What needs to be done:
Write out the part that opens with the first line below and closes with the line containing "The brush 75b is at (172, 245).", replacing "insulating material" with "nonconducting material" and leaving everything else the same.

Excerpt from a dataset:
◇ ◇ ◇ ◇ ◇ ◇ ◇

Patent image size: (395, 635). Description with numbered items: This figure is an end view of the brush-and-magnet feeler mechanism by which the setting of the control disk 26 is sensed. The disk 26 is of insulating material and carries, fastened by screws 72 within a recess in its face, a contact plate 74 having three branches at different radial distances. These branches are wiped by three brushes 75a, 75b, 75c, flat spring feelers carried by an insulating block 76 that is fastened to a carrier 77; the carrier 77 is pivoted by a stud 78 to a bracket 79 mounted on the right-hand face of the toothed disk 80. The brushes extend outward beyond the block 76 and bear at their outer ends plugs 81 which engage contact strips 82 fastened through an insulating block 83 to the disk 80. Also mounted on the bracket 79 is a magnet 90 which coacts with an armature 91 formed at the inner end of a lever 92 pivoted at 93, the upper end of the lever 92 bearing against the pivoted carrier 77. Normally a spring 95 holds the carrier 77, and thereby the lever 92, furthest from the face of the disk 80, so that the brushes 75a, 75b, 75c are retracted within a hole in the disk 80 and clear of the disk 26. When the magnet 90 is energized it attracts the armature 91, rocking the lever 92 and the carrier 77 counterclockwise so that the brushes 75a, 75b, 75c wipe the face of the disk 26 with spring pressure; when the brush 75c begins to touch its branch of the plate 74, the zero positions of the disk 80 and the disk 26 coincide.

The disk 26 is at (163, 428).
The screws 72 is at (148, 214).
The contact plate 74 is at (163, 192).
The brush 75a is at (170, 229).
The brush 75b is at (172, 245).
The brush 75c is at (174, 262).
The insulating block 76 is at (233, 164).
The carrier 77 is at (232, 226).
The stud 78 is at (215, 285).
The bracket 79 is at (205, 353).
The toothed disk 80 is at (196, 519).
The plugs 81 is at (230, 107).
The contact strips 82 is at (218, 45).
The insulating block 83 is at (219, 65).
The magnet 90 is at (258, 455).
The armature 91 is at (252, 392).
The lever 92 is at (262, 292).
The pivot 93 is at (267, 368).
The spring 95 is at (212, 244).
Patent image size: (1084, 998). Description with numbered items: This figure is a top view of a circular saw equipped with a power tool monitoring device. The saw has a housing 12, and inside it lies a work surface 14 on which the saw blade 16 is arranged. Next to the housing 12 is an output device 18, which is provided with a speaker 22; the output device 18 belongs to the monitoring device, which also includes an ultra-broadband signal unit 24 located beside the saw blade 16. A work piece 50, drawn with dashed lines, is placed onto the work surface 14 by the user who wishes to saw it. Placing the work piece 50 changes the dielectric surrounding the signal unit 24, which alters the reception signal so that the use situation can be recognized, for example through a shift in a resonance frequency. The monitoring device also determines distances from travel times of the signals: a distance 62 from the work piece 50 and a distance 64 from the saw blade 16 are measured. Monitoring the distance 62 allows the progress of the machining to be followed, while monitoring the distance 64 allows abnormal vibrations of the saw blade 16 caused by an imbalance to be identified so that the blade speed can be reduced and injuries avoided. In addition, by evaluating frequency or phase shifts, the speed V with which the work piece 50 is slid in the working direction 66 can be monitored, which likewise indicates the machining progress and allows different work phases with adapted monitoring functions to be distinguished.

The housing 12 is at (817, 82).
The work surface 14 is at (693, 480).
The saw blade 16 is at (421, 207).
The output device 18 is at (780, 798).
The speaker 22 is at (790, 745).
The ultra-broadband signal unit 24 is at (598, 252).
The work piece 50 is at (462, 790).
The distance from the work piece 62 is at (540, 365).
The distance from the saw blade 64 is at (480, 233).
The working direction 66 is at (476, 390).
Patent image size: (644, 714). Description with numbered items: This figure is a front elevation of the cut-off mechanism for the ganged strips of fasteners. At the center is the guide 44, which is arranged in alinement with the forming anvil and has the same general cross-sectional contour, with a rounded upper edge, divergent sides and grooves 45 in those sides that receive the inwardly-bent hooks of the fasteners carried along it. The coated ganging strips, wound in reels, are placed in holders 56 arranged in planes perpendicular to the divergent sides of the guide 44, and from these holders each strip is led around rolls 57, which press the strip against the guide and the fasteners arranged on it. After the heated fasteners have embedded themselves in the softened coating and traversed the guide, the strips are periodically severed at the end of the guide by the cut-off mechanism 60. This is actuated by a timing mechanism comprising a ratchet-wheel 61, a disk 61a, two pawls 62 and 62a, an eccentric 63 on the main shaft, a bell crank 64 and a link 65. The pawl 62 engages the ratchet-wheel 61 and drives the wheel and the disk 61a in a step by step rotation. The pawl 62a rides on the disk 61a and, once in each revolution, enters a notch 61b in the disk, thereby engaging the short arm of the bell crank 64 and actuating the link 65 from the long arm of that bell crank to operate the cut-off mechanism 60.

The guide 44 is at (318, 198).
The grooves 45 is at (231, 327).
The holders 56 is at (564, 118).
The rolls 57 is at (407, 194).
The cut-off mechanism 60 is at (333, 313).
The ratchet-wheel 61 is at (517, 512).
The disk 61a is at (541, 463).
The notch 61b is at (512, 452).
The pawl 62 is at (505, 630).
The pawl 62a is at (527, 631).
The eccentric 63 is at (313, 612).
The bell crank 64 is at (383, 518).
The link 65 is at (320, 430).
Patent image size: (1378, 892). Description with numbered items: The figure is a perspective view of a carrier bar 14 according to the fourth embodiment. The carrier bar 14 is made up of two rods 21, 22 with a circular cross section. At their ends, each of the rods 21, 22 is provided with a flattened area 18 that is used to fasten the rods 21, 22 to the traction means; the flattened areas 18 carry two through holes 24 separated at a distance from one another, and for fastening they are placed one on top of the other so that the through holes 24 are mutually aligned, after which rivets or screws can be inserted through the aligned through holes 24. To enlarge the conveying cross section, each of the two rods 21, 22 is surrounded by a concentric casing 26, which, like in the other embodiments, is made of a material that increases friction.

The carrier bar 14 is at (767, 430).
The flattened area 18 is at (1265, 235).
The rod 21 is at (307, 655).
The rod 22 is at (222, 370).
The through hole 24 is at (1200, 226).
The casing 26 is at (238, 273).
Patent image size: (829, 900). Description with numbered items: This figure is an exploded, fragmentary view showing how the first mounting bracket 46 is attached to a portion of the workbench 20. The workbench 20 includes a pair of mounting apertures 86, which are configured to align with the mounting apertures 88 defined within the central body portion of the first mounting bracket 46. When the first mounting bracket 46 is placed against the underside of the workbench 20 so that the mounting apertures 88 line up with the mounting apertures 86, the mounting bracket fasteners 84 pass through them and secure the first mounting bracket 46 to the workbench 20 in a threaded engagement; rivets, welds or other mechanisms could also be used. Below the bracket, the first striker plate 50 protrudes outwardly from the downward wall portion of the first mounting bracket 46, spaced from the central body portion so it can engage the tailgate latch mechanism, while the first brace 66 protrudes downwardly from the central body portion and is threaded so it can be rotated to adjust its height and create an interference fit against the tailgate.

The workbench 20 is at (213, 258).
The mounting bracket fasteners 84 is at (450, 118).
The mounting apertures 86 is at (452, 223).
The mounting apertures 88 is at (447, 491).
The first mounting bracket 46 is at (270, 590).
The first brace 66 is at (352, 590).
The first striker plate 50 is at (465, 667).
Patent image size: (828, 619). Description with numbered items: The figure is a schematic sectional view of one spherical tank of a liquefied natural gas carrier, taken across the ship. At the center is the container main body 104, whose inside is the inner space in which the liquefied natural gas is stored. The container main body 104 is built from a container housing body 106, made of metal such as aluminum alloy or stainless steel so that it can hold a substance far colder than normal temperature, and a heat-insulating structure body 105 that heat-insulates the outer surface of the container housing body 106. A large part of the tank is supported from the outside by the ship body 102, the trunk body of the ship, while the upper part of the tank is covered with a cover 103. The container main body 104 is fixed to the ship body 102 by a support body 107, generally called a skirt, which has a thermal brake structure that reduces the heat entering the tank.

◇ ◇ ◇ ◇ ◇ ◇ ◇

Exercise result:
Patent image size: (395, 635). Description with numbered items: This figure is an end view of the brush-and-magnet feeler mechanism by which the setting of the control disk 26 is sensed. The disk 26 is of nonconducting material and carries, fastened by screws 72 within a recess in its face, a contact plate 74 having three branches at different radial distances. These branches are wiped by three brushes 75a, 75b, 75c, flat spring feelers carried by an insulating block 76 that is fastened to a carrier 77; the carrier 77 is pivoted by a stud 78 to a bracket 79 mounted on the right-hand face of the toothed disk 80. The brushes extend outward beyond the block 76 and bear at their outer ends plugs 81 which engage contact strips 82 fastened through an insulating block 83 to the disk 80. Also mounted on the bracket 79 is a magnet 90 which coacts with an armature 91 formed at the inner end of a lever 92 pivoted at 93, the upper end of the lever 92 bearing against the pivoted carrier 77. Normally a spring 95 holds the carrier 77, and thereby the lever 92, furthest from the face of the disk 80, so that the brushes 75a, 75b, 75c are retracted within a hole in the disk 80 and clear of the disk 26. When the magnet 90 is energized it attracts the armature 91, rocking the lever 92 and the carrier 77 counterclockwise so that the brushes 75a, 75b, 75c wipe the face of the disk 26 with spring pressure; when the brush 75c begins to touch its branch of the plate 74, the zero positions of the disk 80 and the disk 26 coincide.

The disk 26 is at (163, 428).
The screws 72 is at (148, 214).
The contact plate 74 is at (163, 192).
The brush 75a is at (170, 229).
The brush 75b is at (172, 245).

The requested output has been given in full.